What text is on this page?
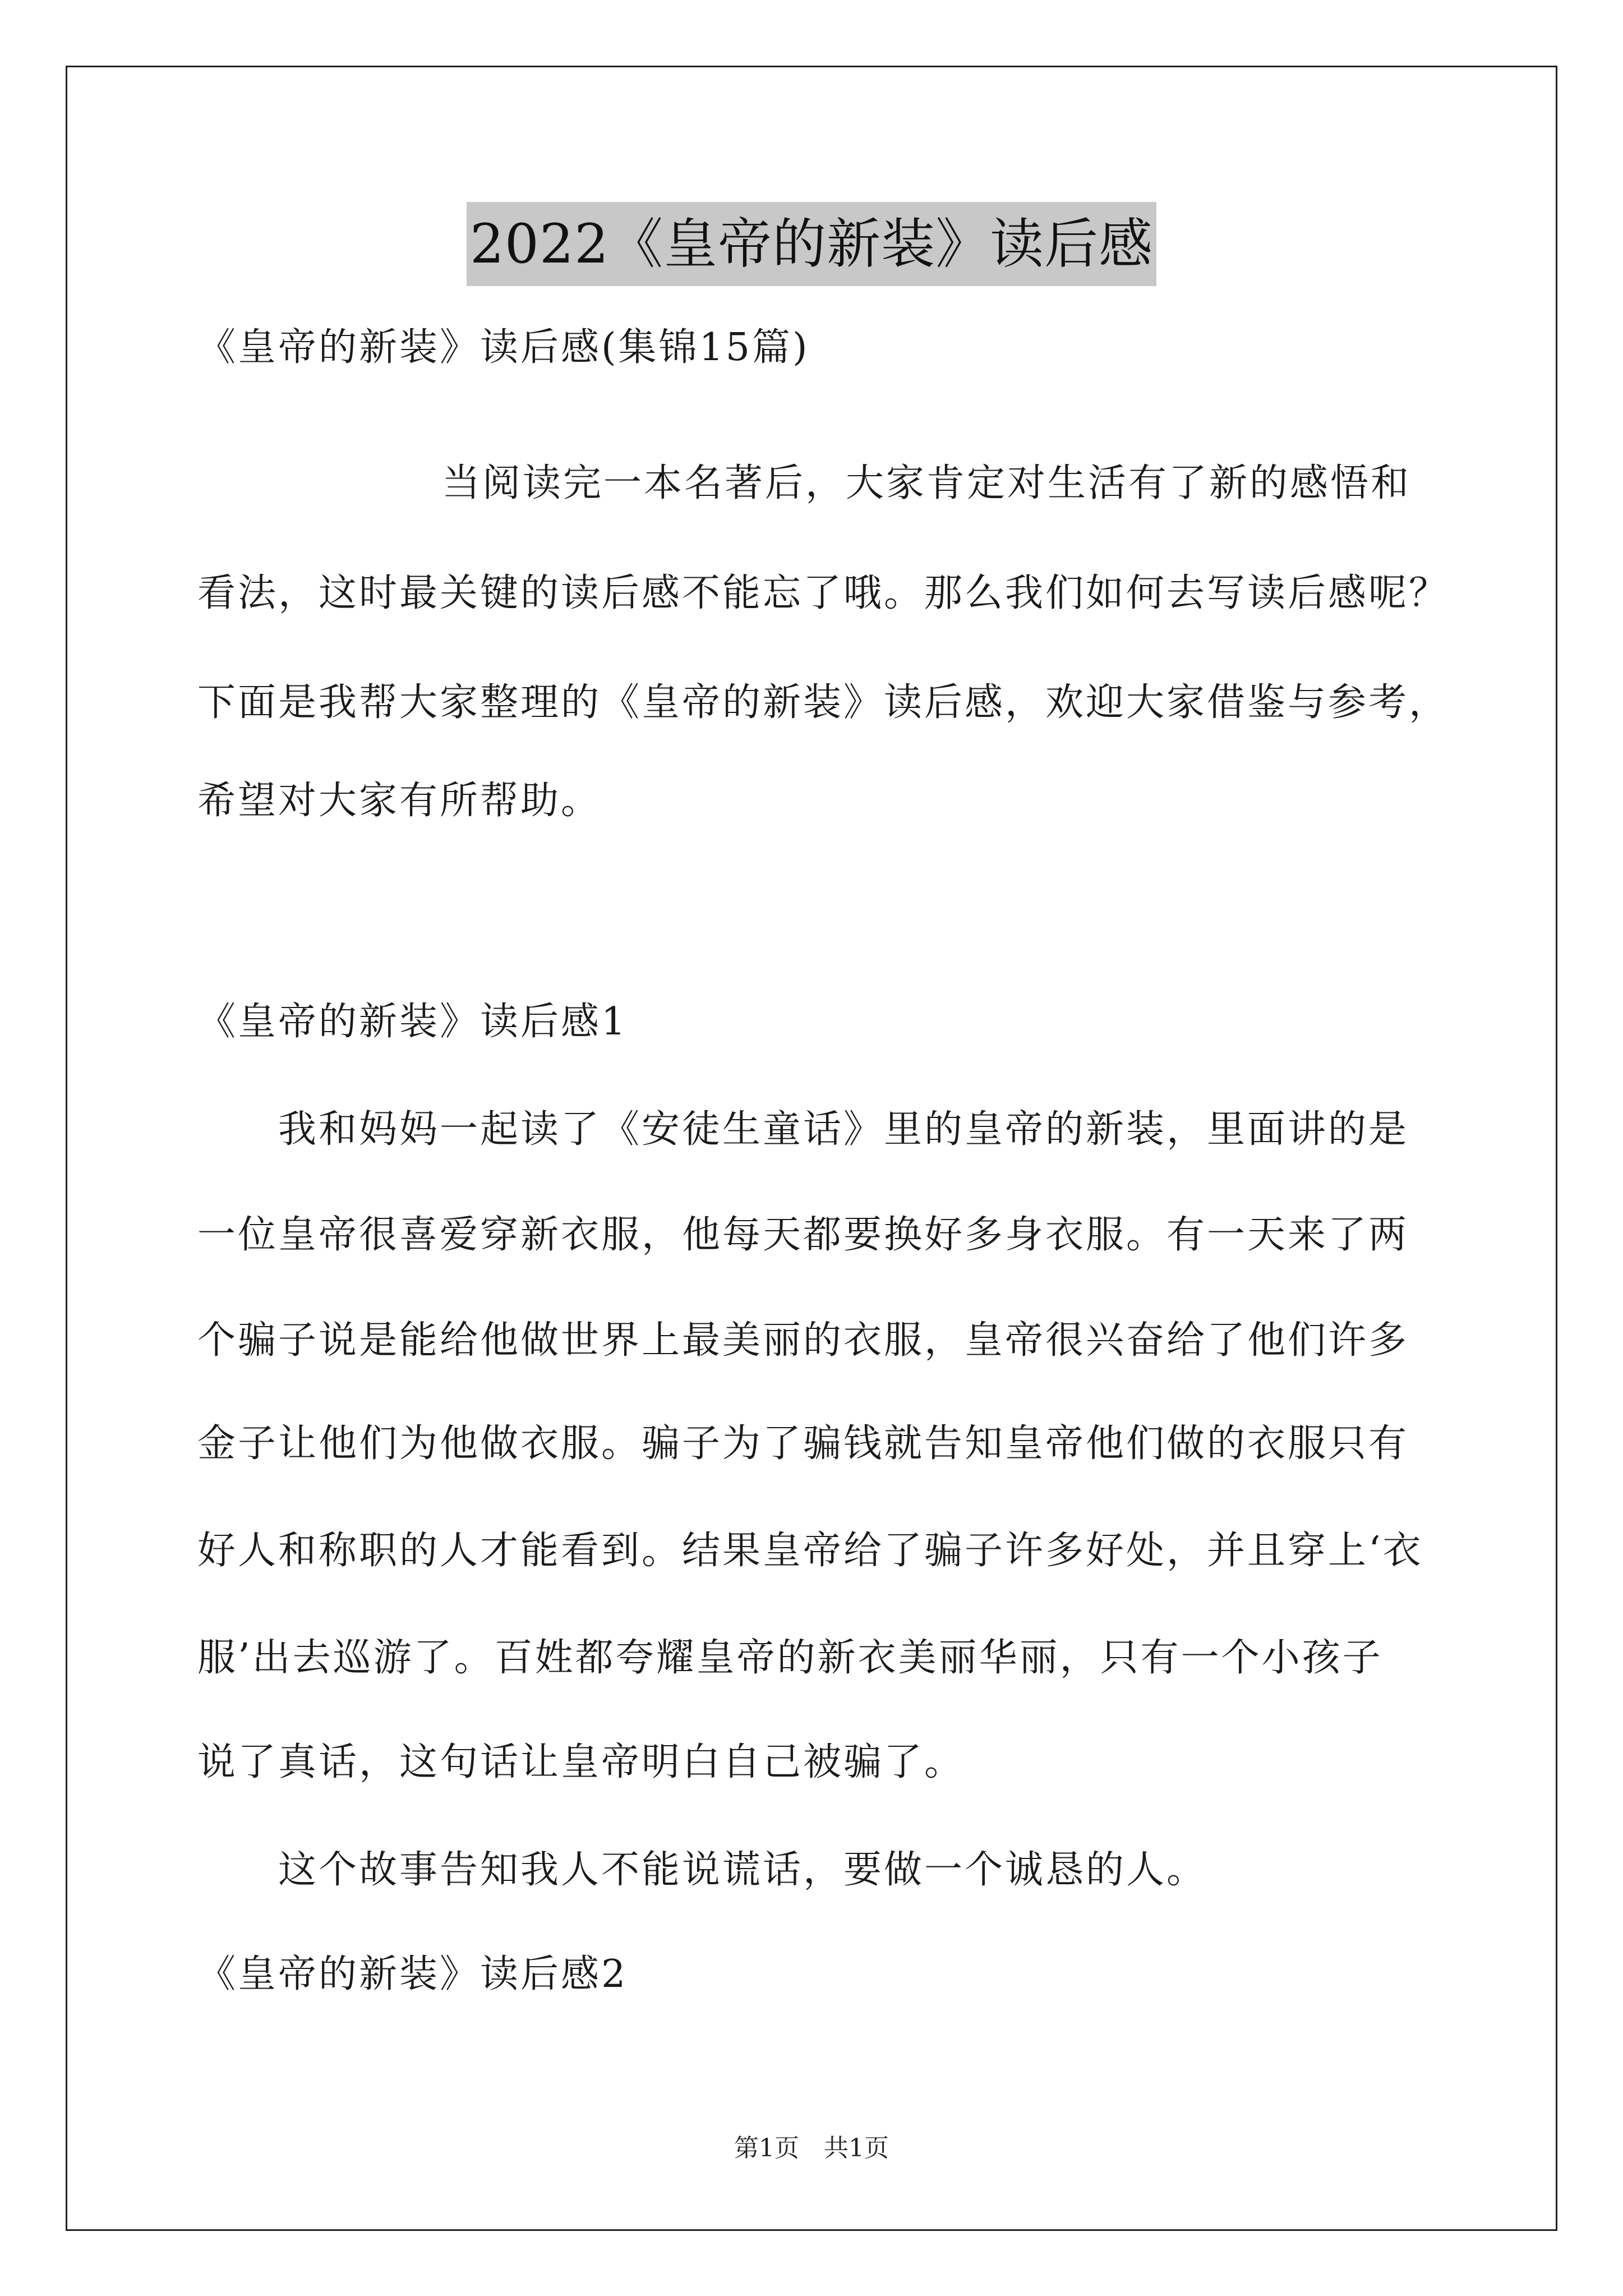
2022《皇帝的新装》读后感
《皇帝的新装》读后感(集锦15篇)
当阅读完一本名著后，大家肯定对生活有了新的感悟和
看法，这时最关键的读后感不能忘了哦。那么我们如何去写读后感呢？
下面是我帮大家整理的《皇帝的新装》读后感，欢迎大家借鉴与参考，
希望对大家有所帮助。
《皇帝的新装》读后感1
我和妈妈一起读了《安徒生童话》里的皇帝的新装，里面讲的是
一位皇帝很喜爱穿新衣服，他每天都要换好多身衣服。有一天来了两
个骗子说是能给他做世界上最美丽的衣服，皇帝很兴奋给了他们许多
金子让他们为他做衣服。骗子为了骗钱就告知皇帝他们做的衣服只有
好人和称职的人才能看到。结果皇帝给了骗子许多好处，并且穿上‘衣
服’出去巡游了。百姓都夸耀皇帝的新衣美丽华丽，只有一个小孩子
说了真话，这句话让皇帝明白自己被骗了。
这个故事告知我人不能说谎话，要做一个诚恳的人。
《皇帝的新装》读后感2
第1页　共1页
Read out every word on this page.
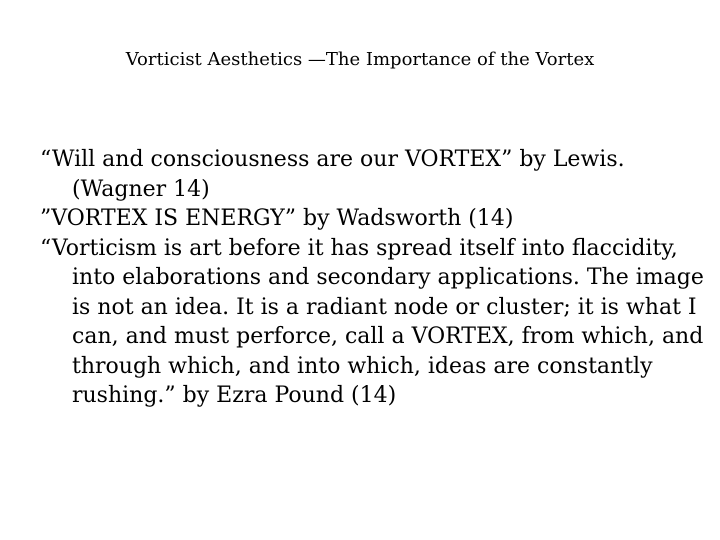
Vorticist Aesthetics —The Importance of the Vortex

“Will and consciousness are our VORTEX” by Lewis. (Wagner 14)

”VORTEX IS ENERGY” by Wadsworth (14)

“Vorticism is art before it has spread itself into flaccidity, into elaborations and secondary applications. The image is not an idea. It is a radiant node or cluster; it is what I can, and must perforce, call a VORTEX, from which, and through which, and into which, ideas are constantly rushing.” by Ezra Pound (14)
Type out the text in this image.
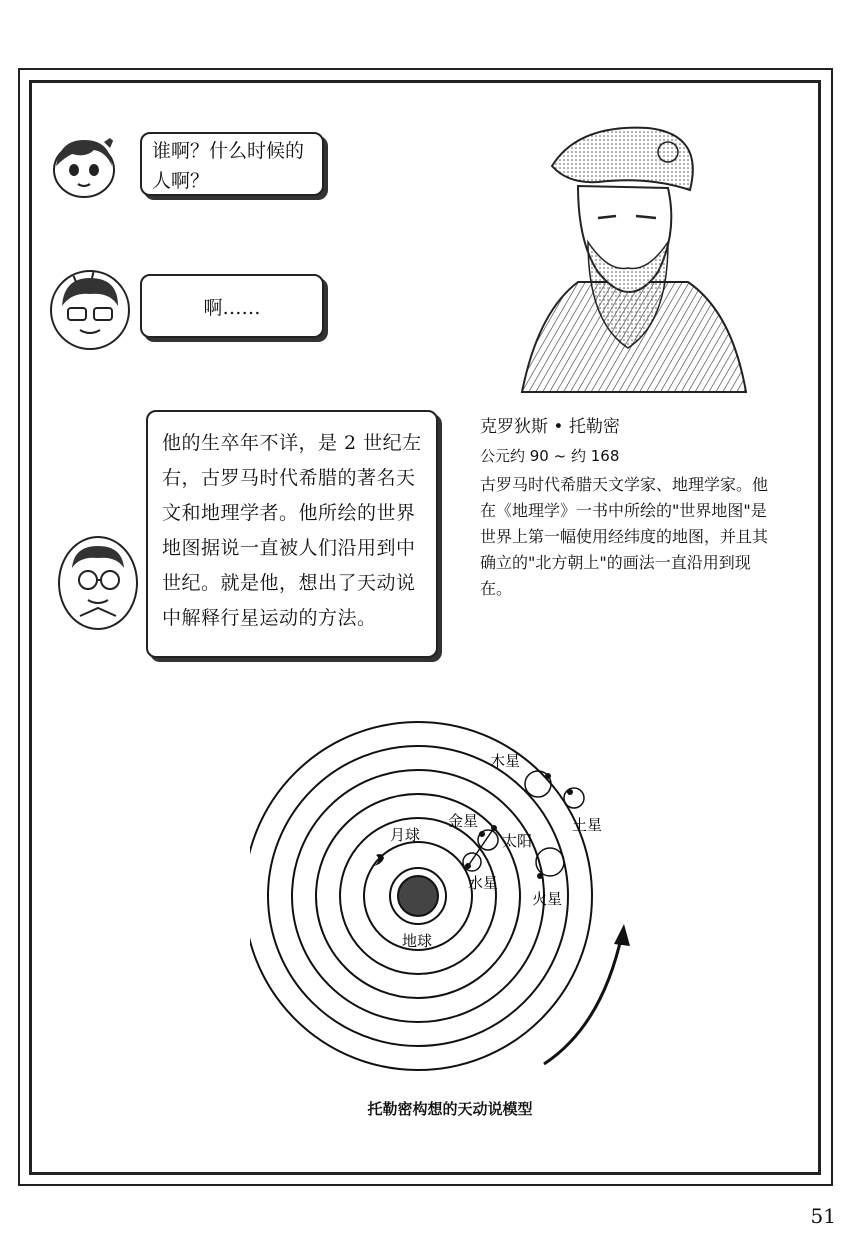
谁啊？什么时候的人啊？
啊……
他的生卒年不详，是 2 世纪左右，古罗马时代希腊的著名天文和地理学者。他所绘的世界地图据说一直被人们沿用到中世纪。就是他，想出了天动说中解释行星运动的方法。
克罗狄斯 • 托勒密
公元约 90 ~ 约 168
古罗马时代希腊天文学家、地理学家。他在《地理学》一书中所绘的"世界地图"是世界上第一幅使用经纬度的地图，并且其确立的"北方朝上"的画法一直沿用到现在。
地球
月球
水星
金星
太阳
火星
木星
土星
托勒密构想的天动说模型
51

_ _ _ _ _ _ _

• _EXERCISE DIRECTIONS_
Check the data for the word "this" and pull out the lines that have it.

• _TASK RESPONSE_
What text is on this page?
Read out every word on this page.
Type out the text in this image.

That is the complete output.